▸ Given problem:
Copy every line of the entries that includes the word "slow".

▸ Excerpted data:
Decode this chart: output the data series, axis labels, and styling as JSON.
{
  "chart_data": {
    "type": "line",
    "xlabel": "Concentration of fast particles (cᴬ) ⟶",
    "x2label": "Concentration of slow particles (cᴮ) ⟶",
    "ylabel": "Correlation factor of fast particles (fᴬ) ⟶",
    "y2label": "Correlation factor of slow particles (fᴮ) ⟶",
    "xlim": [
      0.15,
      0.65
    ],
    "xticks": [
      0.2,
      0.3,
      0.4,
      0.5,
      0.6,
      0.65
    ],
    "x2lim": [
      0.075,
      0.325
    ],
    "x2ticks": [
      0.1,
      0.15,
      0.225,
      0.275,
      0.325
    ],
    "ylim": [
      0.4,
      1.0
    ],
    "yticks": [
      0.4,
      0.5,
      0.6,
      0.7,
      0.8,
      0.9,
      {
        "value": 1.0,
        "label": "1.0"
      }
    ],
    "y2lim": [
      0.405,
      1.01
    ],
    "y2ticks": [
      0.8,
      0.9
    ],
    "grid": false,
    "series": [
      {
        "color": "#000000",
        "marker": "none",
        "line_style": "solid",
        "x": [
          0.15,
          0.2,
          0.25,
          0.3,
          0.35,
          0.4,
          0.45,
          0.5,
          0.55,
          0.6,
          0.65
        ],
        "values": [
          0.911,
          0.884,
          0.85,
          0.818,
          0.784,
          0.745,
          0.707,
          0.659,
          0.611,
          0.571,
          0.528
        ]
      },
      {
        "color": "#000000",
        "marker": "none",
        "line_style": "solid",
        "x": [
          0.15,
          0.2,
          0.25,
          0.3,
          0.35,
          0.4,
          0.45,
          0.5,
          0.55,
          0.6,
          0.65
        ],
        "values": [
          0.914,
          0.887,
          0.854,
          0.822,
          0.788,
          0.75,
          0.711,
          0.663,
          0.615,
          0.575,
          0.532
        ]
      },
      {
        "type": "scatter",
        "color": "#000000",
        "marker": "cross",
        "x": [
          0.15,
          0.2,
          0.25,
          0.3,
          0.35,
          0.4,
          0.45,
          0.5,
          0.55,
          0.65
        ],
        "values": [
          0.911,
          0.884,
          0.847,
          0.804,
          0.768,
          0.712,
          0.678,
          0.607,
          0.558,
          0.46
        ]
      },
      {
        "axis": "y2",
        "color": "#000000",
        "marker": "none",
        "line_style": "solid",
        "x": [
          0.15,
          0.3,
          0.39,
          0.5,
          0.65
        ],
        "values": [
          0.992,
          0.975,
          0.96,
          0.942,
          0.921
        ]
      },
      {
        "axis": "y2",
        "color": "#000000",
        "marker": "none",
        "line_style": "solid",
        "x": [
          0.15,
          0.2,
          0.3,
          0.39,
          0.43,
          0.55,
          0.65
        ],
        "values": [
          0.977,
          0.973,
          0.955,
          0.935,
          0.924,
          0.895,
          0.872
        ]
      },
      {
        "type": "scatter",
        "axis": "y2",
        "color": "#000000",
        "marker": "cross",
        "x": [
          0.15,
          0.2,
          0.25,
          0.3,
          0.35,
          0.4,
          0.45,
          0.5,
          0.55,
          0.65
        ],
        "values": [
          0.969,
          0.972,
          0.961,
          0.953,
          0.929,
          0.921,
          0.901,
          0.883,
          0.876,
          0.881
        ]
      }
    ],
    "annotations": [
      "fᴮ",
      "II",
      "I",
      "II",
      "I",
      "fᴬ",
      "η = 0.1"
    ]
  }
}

▸ Solution below:
    "x2label": "Concentration of slow particles (cᴮ) ⟶",
    "y2label": "Correlation factor of slow particles (fᴮ) ⟶",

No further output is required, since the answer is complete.